Saved entries:
──────────────────────────────

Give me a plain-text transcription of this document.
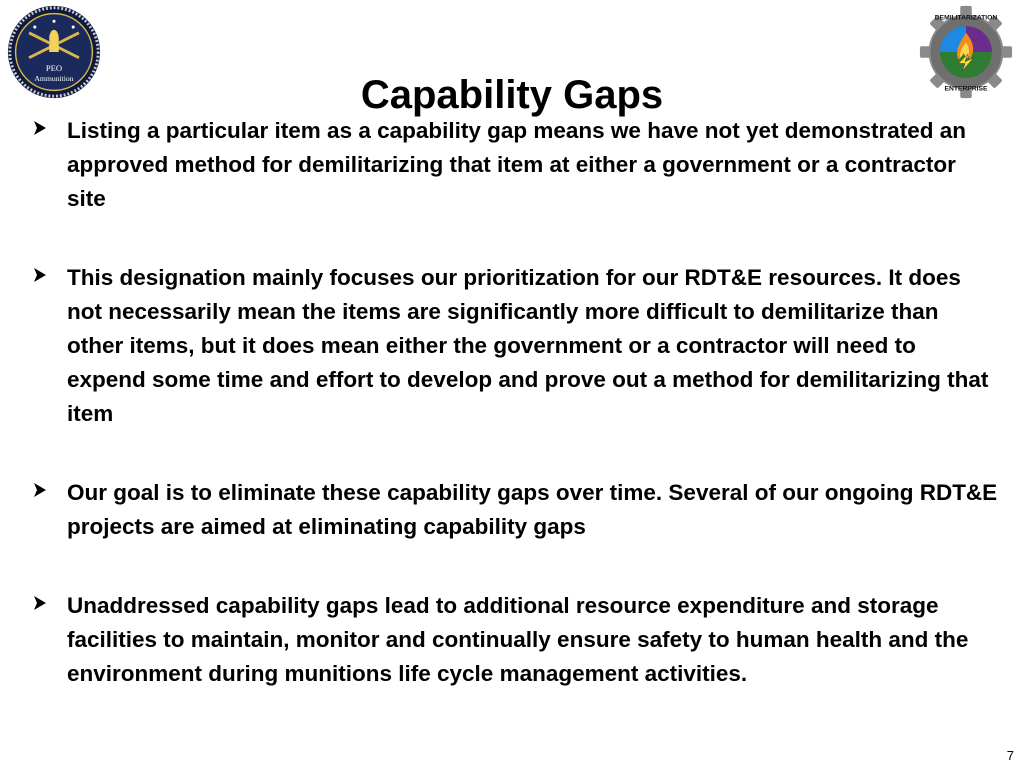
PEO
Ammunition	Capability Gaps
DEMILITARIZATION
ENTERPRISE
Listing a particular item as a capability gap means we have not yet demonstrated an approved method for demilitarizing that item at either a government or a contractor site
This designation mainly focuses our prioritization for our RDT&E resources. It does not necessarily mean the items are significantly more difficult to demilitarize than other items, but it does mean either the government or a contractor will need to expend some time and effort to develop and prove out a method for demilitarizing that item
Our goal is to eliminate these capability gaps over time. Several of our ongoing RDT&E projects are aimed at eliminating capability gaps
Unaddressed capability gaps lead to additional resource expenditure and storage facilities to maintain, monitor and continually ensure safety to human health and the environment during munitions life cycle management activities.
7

──────────────────────────────

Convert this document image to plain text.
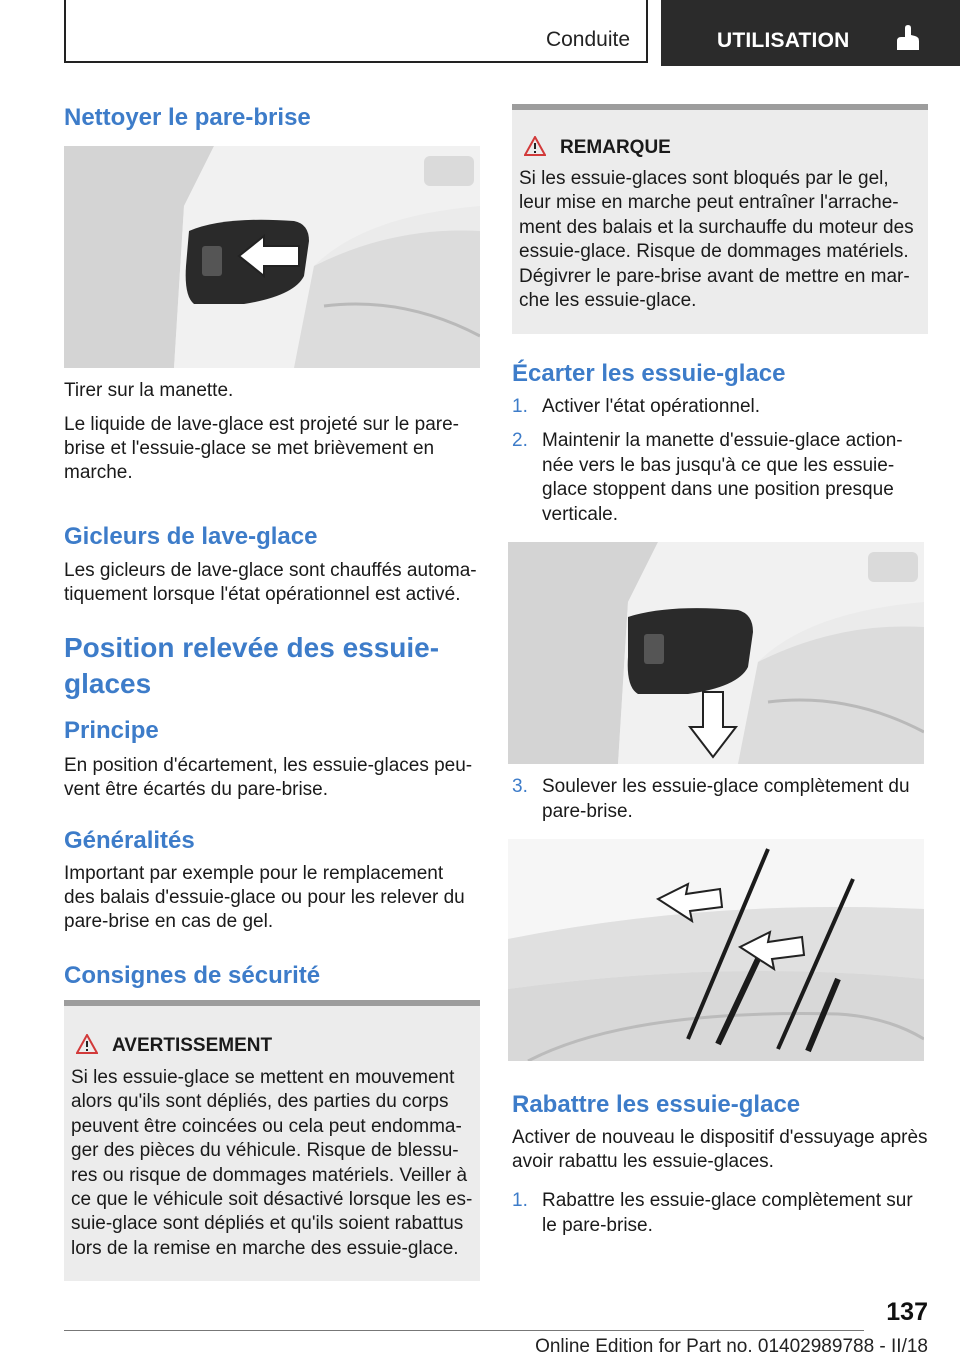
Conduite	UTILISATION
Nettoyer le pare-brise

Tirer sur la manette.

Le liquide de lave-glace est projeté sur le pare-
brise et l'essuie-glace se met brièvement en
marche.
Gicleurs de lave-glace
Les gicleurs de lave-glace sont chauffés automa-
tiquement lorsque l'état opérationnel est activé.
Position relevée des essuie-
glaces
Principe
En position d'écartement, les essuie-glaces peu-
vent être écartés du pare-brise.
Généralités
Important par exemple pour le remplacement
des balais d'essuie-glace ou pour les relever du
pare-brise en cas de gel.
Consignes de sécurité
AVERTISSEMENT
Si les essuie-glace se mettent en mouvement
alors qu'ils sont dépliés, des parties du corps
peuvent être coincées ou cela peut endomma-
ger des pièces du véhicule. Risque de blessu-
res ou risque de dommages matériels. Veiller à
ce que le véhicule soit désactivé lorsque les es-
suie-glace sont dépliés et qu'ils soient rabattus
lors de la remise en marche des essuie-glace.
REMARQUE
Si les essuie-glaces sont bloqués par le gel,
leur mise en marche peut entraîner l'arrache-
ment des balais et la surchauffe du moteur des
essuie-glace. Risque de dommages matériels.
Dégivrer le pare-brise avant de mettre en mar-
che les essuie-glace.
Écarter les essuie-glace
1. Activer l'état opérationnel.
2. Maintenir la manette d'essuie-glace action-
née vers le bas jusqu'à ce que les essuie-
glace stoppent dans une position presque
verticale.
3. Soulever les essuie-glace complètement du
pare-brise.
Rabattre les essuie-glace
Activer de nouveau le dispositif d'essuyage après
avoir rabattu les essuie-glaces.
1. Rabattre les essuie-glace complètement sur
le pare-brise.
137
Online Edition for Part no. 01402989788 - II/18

──────────────────────────────

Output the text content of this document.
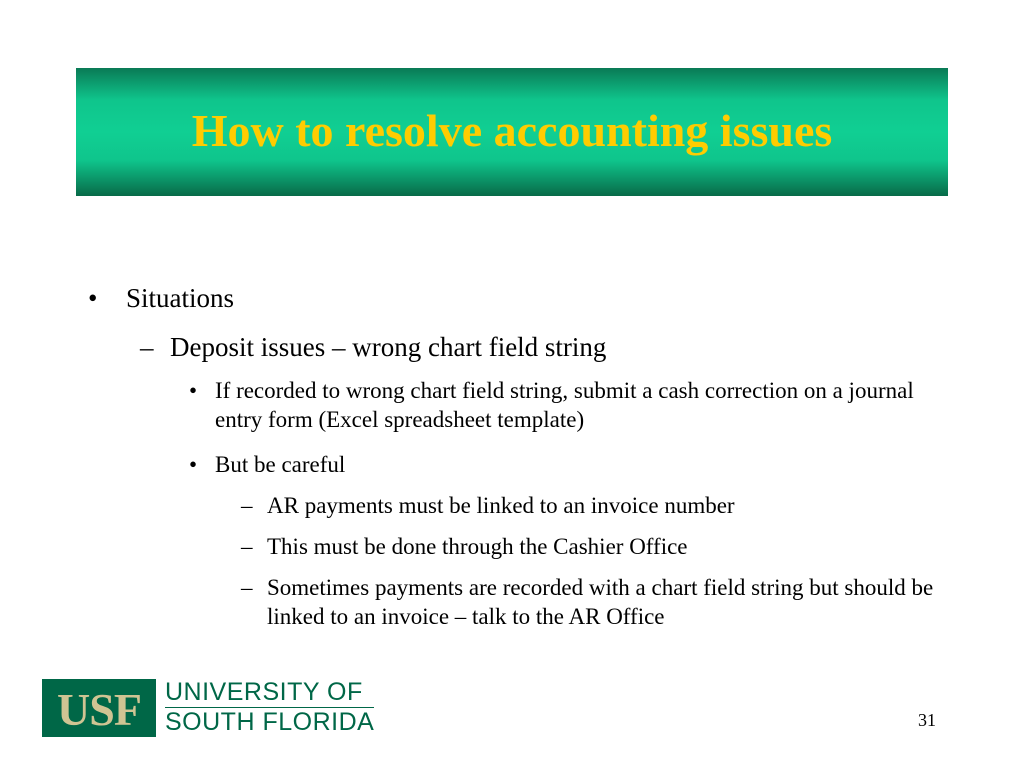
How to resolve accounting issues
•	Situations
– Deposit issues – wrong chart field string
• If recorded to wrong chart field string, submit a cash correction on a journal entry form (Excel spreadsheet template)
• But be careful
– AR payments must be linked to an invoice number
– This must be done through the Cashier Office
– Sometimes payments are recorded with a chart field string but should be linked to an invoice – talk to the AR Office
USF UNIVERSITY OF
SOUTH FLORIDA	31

──────────────────────────────

## Problem to solve:
Find the string "marche" in the entries above and return each line that holds it.

## Output for this exercise:
marche.
lors de la remise en marche des essuie-glace.
leur mise en marche peut entraîner l'arrache-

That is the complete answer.